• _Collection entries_
<<<<

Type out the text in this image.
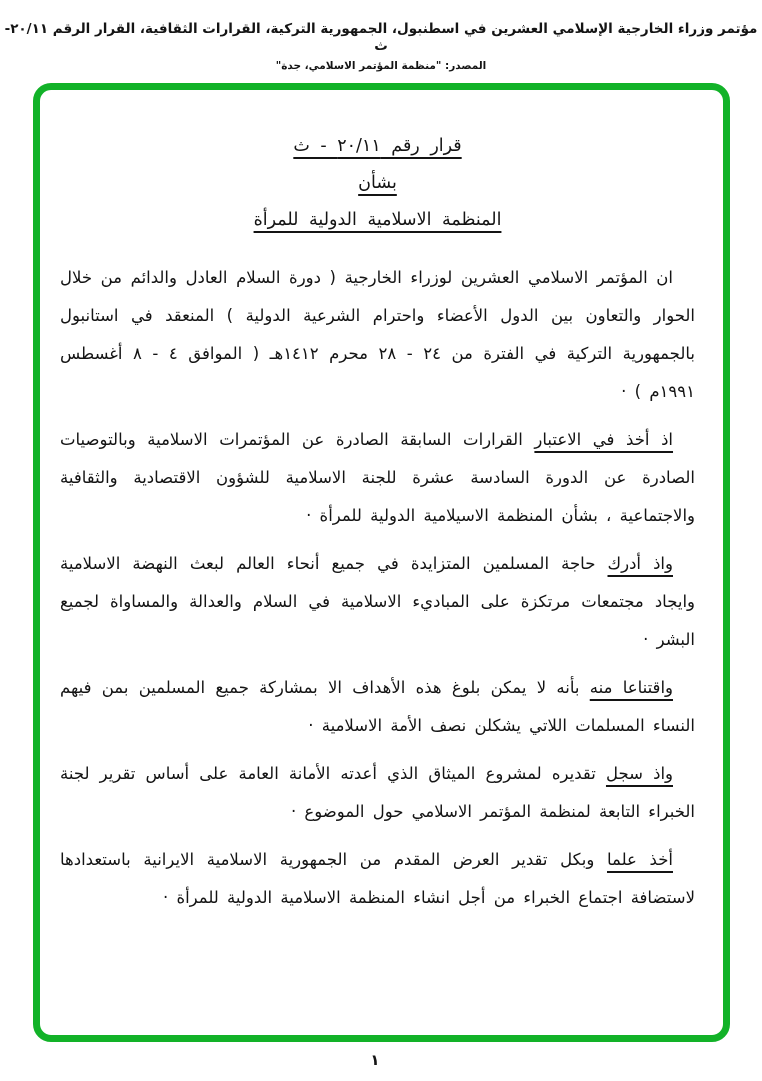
مؤتمر وزراء الخارجية الإسلامي العشرين في اسطنبول، الجمهورية التركية، القرارات الثقافية، القرار الرقم ٢٠/١١-ث
المصدر: "منظمة المؤتمر الاسلامي، جدة"
قرار رقم ٢٠/١١ - ث
بشأن
المنظمة الاسلامية الدولية للمرأة

ان المؤتمر الاسلامي العشرين لوزراء الخارجية ( دورة السلام العادل والدائم من خلال الحوار والتعاون بين الدول الأعضاء واحترام الشرعية الدولية ) المنعقد في استانبول بالجمهورية التركية في الفترة من ٢٤ - ٢٨ محرم ١٤١٢هـ ( الموافق ٤ - ٨ أغسطس ١٩٩١م ) ·

اذ أخذ في الاعتبار القرارات السابقة الصادرة عن المؤتمرات الاسلامية وبالتوصيات الصادرة عن الدورة السادسة عشرة للجنة الاسلامية للشؤون الاقتصادية والثقافية والاجتماعية ، بشأن المنظمة الاسيلامية الدولية للمرأة ·

واذ أدرك حاجة المسلمين المتزايدة في جميع أنحاء العالم لبعث النهضة الاسلامية وايجاد مجتمعات مرتكزة على المباديء الاسلامية في السلام والعدالة والمساواة لجميع البشر ·

واقتناعا منه بأنه لا يمكن بلوغ هذه الأهداف الا بمشاركة جميع المسلمين بمن فيهم النساء المسلمات اللاتي يشكلن نصف الأمة الاسلامية ·

واذ سجل تقديره لمشروع الميثاق الذي أعدته الأمانة العامة على أساس تقرير لجنة الخبراء التابعة لمنظمة المؤتمر الاسلامي حول الموضوع ·

أخذ علما وبكل تقدير العرض المقدم من الجمهورية الاسلامية الايرانية باستعدادها لاستضافة اجتماع الخبراء من أجل انشاء المنظمة الاسلامية الدولية للمرأة ·

١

>>>>

• _Set problem_
Copy the records above exactly. The pictures are not part of the copy.

• _Task solution_
Type out the text in this image.
مؤتمر وزراء الخارجية الإسلامي العشرين في اسطنبول، الجمهورية التركية، القرارات الثقافية، القرار الرقم ٢٠/١١-ث
المصدر: "منظمة المؤتمر الاسلامي، جدة"
قرار رقم ٢٠/١١ - ث
بشأن
المنظمة الاسلامية الدولية للمرأة

ان المؤتمر الاسلامي العشرين لوزراء الخارجية ( دورة السلام العادل والدائم من خلال الحوار والتعاون بين الدول الأعضاء واحترام الشرعية الدولية ) المنعقد في استانبول بالجمهورية التركية في الفترة من ٢٤ - ٢٨ محرم ١٤١٢هـ ( الموافق ٤ - ٨ أغسطس ١٩٩١م ) ·

اذ أخذ في الاعتبار القرارات السابقة الصادرة عن المؤتمرات الاسلامية وبالتوصيات الصادرة عن الدورة السادسة عشرة للجنة الاسلامية للشؤون الاقتصادية والثقافية والاجتماعية ، بشأن المنظمة الاسيلامية الدولية للمرأة ·

واذ أدرك حاجة المسلمين المتزايدة في جميع أنحاء العالم لبعث النهضة الاسلامية وايجاد مجتمعات مرتكزة على المباديء الاسلامية في السلام والعدالة والمساواة لجميع البشر ·

واقتناعا منه بأنه لا يمكن بلوغ هذه الأهداف الا بمشاركة جميع المسلمين بمن فيهم النساء المسلمات اللاتي يشكلن نصف الأمة الاسلامية ·

واذ سجل تقديره لمشروع الميثاق الذي أعدته الأمانة العامة على أساس تقرير لجنة الخبراء التابعة لمنظمة المؤتمر الاسلامي حول الموضوع ·

أخذ علما وبكل تقدير العرض المقدم من الجمهورية الاسلامية الايرانية باستعدادها لاستضافة اجتماع الخبراء من أجل انشاء المنظمة الاسلامية الدولية للمرأة ·

١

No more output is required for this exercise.